PROMPT.
Please find all lines in the data that hold the string "EXPOSITION" and copy them.

Collected data
---

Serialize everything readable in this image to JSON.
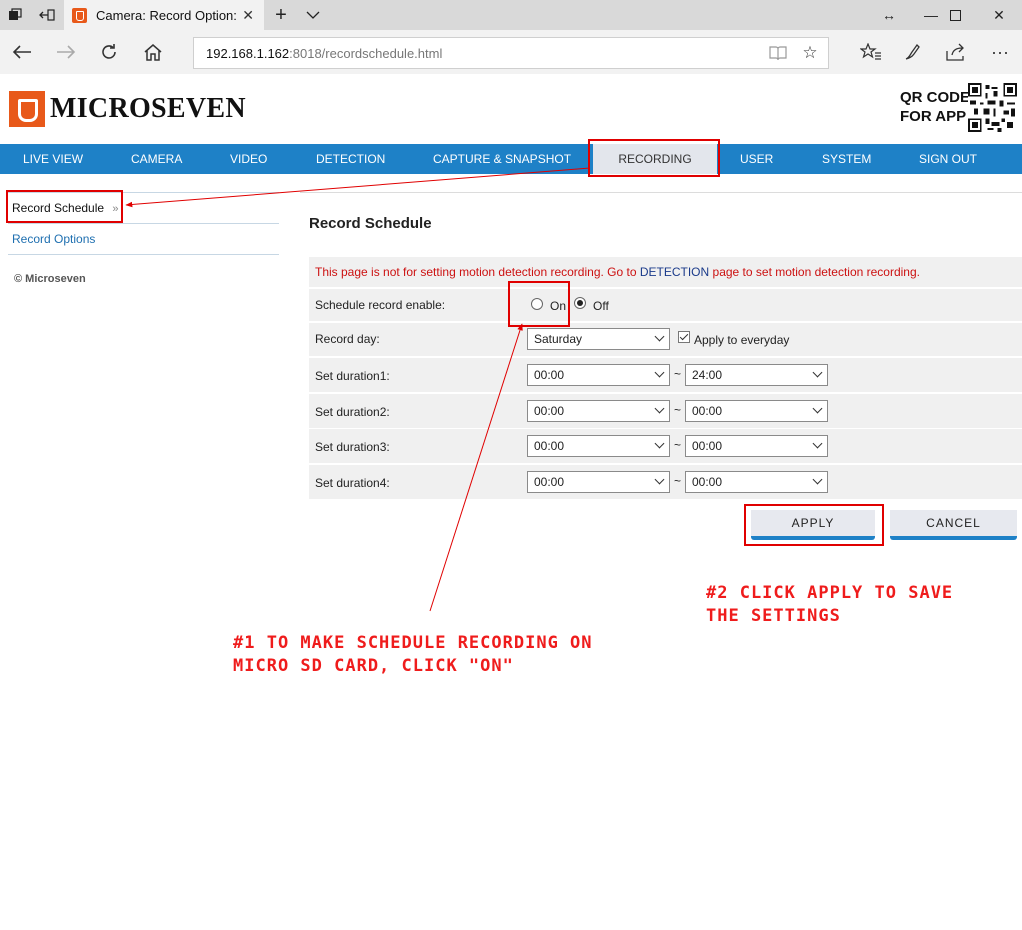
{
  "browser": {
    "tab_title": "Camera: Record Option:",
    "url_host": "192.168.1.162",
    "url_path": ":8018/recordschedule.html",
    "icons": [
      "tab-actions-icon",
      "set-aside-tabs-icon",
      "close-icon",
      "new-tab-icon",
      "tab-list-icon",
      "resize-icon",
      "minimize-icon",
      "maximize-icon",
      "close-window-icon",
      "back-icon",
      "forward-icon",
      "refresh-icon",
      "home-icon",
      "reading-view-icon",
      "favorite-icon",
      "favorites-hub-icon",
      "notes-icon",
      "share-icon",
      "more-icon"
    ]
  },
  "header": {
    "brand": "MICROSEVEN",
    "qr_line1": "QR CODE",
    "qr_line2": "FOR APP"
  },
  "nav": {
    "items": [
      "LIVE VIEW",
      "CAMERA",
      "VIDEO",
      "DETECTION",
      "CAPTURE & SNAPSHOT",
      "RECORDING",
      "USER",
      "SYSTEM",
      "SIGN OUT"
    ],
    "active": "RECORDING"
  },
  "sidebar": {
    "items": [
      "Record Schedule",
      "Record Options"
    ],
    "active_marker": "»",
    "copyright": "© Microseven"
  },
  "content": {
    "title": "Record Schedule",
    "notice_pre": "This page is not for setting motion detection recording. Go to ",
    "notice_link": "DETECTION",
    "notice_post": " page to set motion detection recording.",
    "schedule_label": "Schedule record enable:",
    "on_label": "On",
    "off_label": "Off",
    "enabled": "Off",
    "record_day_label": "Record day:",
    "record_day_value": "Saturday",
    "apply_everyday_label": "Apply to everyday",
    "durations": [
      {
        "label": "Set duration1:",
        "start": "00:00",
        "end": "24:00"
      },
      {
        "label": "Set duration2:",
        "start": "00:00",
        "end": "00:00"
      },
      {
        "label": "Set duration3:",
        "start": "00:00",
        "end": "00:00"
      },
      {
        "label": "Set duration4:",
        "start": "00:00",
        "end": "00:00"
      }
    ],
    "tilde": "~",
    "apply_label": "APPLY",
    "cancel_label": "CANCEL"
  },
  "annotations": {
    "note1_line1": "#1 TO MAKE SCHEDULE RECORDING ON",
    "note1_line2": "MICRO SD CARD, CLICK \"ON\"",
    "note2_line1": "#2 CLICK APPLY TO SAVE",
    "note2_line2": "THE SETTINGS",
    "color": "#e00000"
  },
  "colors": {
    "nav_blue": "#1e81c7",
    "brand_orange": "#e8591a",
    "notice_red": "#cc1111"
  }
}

---

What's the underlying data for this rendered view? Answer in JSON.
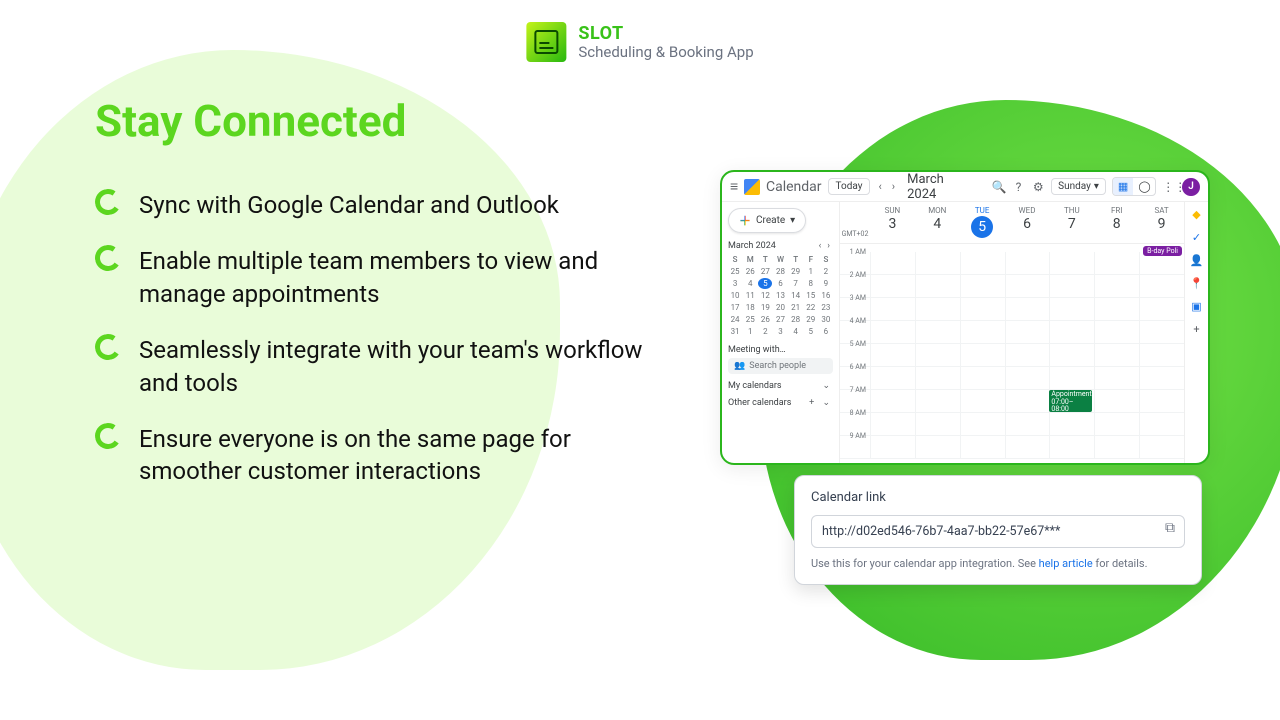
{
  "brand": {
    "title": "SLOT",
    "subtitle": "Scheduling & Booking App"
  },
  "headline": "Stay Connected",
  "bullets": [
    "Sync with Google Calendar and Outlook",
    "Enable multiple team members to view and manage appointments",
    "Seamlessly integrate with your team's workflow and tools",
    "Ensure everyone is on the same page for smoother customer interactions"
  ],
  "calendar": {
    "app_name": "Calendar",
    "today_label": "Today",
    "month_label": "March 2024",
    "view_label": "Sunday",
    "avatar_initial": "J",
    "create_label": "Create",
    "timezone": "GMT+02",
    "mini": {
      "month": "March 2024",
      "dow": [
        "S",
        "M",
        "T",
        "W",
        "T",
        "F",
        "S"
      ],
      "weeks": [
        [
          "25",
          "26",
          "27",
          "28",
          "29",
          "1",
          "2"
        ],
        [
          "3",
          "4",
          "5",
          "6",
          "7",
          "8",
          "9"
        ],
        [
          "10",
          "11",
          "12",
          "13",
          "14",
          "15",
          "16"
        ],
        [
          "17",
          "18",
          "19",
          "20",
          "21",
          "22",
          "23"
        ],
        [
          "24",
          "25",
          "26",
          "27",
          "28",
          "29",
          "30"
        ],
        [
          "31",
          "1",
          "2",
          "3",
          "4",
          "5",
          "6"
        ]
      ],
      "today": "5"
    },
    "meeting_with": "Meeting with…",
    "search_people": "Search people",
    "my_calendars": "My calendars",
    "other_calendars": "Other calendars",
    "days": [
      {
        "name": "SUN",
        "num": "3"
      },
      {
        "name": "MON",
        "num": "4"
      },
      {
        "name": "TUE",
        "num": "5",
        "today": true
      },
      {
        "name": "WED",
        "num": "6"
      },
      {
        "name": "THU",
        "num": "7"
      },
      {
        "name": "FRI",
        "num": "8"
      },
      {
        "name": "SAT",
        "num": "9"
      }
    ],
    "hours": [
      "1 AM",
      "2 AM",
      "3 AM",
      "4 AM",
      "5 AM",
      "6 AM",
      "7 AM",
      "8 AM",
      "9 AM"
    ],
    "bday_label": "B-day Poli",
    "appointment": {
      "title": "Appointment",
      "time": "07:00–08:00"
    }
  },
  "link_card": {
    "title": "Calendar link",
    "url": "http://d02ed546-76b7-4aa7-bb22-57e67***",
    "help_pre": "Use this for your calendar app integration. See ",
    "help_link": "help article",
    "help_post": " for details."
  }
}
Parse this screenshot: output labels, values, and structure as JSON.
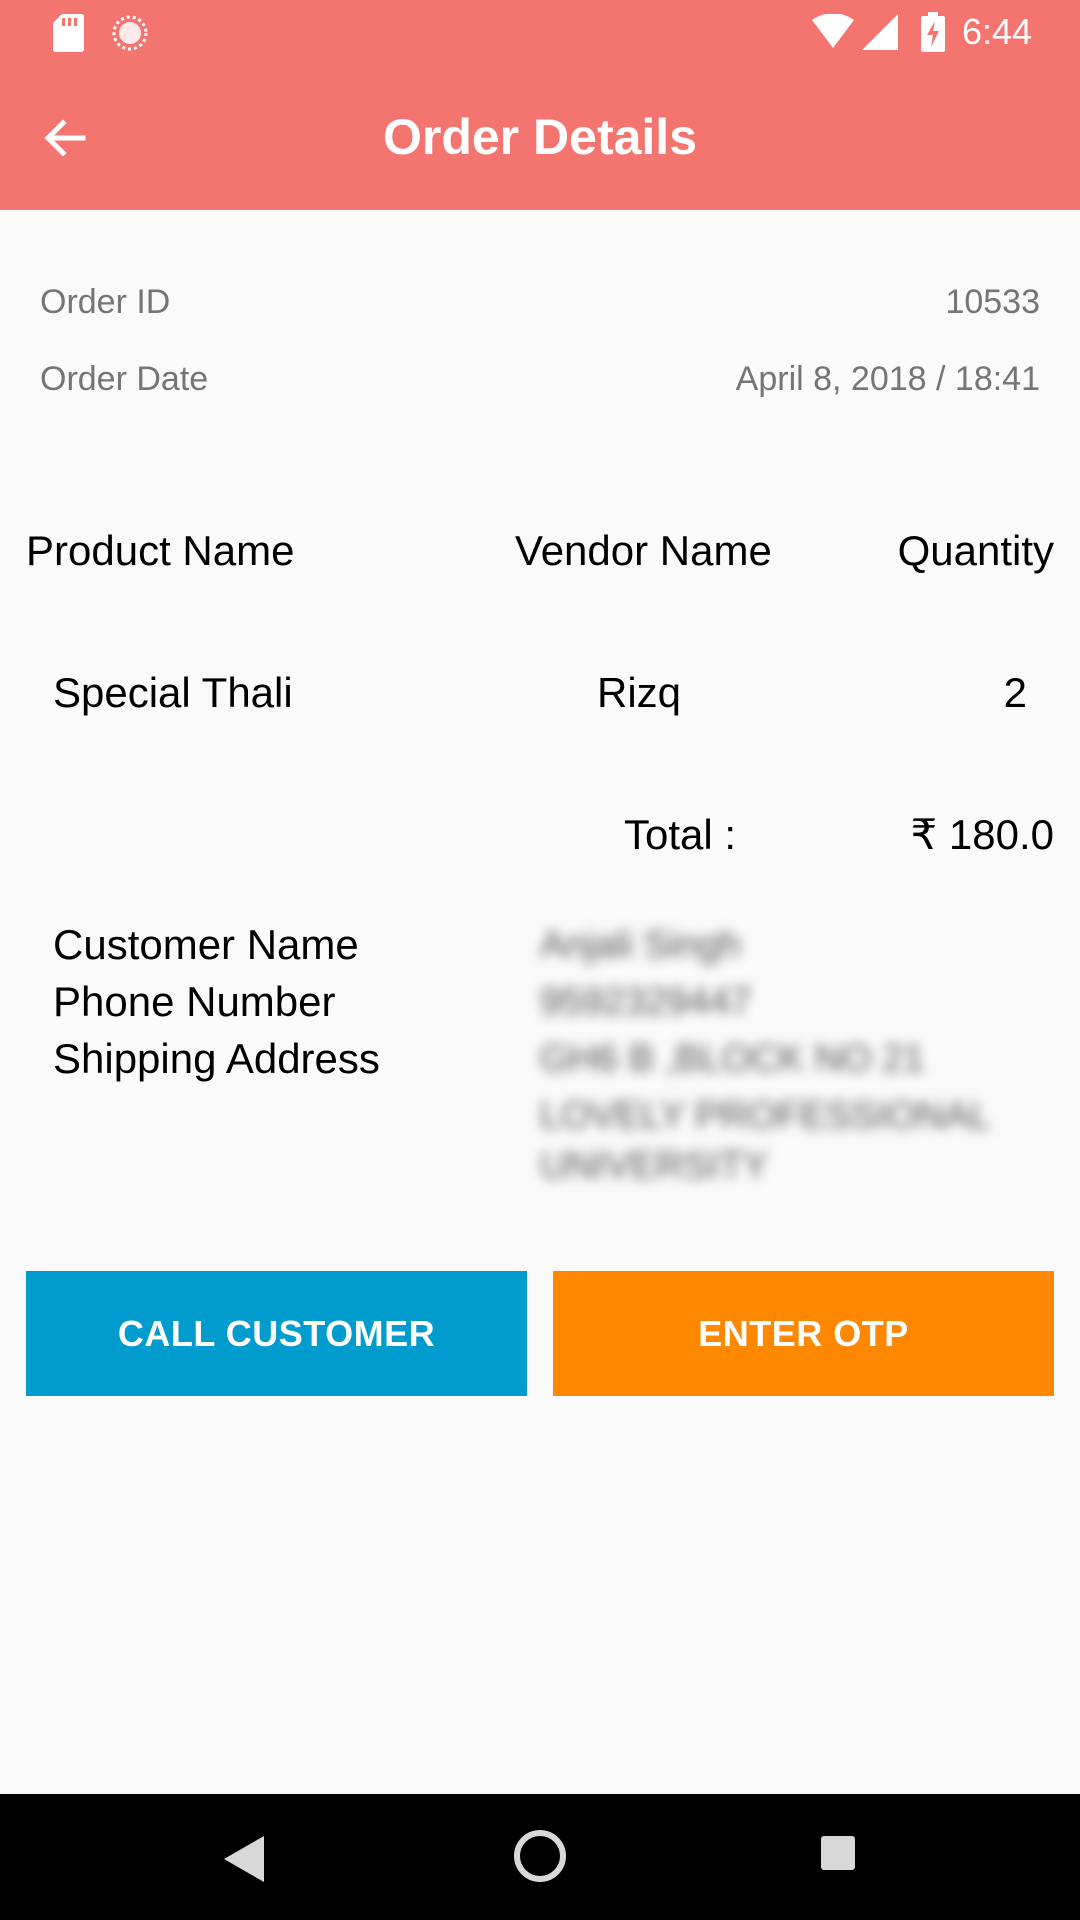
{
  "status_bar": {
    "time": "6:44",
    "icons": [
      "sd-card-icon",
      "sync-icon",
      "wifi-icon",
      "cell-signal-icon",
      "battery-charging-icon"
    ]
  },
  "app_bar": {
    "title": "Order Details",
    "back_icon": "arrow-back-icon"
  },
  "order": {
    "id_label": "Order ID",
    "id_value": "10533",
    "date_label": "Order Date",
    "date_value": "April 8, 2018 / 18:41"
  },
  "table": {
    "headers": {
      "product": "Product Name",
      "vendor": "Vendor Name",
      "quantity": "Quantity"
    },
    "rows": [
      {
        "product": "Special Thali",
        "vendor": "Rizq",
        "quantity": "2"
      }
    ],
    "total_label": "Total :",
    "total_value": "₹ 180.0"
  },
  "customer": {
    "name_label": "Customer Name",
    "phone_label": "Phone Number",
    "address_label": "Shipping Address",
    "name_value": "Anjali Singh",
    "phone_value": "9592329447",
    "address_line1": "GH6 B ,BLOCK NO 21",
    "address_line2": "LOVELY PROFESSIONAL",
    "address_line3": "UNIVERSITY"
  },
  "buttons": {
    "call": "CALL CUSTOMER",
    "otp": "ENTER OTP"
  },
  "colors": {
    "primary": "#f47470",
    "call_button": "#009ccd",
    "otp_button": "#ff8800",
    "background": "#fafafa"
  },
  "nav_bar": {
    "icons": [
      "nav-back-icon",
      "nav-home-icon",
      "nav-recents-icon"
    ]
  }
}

---

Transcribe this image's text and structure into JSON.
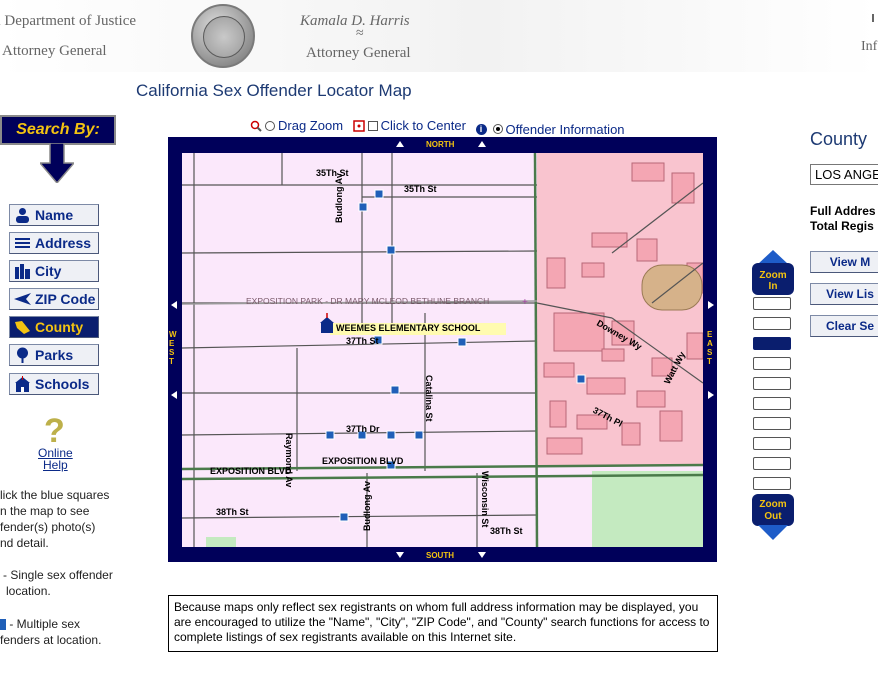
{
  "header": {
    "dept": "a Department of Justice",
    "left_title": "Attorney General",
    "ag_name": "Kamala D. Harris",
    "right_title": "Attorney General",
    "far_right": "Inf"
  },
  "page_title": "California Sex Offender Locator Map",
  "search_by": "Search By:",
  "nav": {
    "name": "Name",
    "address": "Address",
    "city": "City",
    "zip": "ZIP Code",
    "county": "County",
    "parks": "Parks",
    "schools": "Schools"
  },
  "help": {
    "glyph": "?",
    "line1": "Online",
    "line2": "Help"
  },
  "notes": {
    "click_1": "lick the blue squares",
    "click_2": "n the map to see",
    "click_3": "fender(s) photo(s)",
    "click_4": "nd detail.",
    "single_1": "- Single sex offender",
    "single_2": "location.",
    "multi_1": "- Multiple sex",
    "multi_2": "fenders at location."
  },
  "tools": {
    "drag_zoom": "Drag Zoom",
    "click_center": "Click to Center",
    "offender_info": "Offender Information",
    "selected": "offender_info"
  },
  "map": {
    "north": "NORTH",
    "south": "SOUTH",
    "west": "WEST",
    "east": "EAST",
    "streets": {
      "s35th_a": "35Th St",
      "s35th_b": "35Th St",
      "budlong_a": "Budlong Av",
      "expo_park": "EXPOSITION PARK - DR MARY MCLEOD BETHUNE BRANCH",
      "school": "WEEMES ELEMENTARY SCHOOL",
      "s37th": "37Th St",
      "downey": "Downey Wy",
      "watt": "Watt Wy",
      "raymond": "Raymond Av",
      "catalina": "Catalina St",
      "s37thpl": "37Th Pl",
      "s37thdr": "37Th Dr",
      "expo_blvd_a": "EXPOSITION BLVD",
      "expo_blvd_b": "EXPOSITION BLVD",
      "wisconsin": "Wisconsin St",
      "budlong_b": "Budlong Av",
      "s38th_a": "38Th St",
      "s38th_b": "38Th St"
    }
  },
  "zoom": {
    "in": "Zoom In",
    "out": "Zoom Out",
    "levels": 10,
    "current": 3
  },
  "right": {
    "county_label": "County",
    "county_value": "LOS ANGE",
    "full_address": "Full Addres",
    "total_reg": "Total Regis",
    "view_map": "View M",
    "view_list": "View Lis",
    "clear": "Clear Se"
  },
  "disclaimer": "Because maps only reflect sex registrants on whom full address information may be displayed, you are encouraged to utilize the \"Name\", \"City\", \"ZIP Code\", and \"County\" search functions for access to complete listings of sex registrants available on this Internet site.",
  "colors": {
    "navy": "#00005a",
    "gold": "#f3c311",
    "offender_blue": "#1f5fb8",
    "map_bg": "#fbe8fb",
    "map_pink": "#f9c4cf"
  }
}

---

SOLUTION.
      "expo_park": "EXPOSITION PARK - DR MARY MCLEOD BETHUNE BRANCH",
      "expo_blvd_a": "EXPOSITION BLVD",
      "expo_blvd_b": "EXPOSITION BLVD",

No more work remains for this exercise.